▸ **Directions**
Output the data that follows exactly, line for line.

▸ **Recorded data**
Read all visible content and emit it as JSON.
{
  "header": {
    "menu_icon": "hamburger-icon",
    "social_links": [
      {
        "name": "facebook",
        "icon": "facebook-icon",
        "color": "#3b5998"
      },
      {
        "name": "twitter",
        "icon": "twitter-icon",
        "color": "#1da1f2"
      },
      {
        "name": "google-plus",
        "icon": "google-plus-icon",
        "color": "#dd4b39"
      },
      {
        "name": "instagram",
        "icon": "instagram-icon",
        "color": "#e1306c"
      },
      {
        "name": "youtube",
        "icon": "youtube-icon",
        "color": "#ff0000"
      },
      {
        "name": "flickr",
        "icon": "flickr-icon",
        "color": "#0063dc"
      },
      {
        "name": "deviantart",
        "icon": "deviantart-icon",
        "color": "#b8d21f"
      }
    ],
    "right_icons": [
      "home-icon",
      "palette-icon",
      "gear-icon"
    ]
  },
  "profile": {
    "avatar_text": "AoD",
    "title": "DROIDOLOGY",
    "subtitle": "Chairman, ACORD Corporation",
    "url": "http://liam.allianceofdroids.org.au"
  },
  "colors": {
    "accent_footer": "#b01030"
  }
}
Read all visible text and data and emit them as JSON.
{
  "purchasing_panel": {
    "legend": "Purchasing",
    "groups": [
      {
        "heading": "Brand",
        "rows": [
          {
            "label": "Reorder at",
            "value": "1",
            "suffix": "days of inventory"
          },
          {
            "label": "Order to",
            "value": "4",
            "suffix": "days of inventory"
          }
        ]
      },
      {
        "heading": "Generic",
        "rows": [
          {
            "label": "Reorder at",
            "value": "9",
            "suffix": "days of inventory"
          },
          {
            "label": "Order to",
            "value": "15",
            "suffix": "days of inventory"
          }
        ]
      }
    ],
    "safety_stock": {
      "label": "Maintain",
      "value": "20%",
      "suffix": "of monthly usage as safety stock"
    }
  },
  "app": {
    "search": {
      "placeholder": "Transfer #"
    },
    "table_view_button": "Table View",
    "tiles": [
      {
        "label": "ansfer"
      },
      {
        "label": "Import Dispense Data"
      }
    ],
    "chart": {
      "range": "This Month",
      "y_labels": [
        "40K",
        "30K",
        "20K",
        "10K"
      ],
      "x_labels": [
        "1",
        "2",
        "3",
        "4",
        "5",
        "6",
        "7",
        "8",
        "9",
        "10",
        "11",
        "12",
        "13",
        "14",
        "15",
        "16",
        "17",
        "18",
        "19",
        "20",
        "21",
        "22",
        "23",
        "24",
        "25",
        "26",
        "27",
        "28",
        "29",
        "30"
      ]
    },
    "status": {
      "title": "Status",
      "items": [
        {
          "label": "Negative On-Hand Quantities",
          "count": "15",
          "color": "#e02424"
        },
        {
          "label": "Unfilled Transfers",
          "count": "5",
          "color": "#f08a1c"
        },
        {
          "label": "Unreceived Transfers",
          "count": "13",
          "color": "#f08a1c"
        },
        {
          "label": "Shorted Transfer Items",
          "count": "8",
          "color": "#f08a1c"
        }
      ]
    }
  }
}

▸ **Task answer**
Read all visible content and emit it as JSON.
{
  "header": {
    "menu_icon": "hamburger-icon",
    "social_links": [
      {
        "name": "facebook",
        "icon": "facebook-icon",
        "color": "#3b5998"
      },
      {
        "name": "twitter",
        "icon": "twitter-icon",
        "color": "#1da1f2"
      },
      {
        "name": "google-plus",
        "icon": "google-plus-icon",
        "color": "#dd4b39"
      },
      {
        "name": "instagram",
        "icon": "instagram-icon",
        "color": "#e1306c"
      },
      {
        "name": "youtube",
        "icon": "youtube-icon",
        "color": "#ff0000"
      },
      {
        "name": "flickr",
        "icon": "flickr-icon",
        "color": "#0063dc"
      },
      {
        "name": "deviantart",
        "icon": "deviantart-icon",
        "color": "#b8d21f"
      }
    ],
    "right_icons": [
      "home-icon",
      "palette-icon",
      "gear-icon"
    ]
  },
  "profile": {
    "avatar_text": "AoD",
    "title": "DROIDOLOGY",
    "subtitle": "Chairman, ACORD Corporation",
    "url": "http://liam.allianceofdroids.org.au"
  },
  "colors": {
    "accent_footer": "#b01030"
  }
}
Read all visible text and data and emit them as JSON.
{
  "purchasing_panel": {
    "legend": "Purchasing",
    "groups": [
      {
        "heading": "Brand",
        "rows": [
          {
            "label": "Reorder at",
            "value": "1",
            "suffix": "days of inventory"
          },
          {
            "label": "Order to",
            "value": "4",
            "suffix": "days of inventory"
          }
        ]
      },
      {
        "heading": "Generic",
        "rows": [
          {
            "label": "Reorder at",
            "value": "9",
            "suffix": "days of inventory"
          },
          {
            "label": "Order to",
            "value": "15",
            "suffix": "days of inventory"
          }
        ]
      }
    ],
    "safety_stock": {
      "label": "Maintain",
      "value": "20%",
      "suffix": "of monthly usage as safety stock"
    }
  },
  "app": {
    "search": {
      "placeholder": "Transfer #"
    },
    "table_view_button": "Table View",
    "tiles": [
      {
        "label": "ansfer"
      },
      {
        "label": "Import Dispense Data"
      }
    ],
    "chart": {
      "range": "This Month",
      "y_labels": [
        "40K",
        "30K",
        "20K",
        "10K"
      ],
      "x_labels": [
        "1",
        "2",
        "3",
        "4",
        "5",
        "6",
        "7",
        "8",
        "9",
        "10",
        "11",
        "12",
        "13",
        "14",
        "15",
        "16",
        "17",
        "18",
        "19",
        "20",
        "21",
        "22",
        "23",
        "24",
        "25",
        "26",
        "27",
        "28",
        "29",
        "30"
      ]
    },
    "status": {
      "title": "Status",
      "items": [
        {
          "label": "Negative On-Hand Quantities",
          "count": "15",
          "color": "#e02424"
        },
        {
          "label": "Unfilled Transfers",
          "count": "5",
          "color": "#f08a1c"
        },
        {
          "label": "Unreceived Transfers",
          "count": "13",
          "color": "#f08a1c"
        },
        {
          "label": "Shorted Transfer Items",
          "count": "8",
          "color": "#f08a1c"
        }
      ]
    }
  }
}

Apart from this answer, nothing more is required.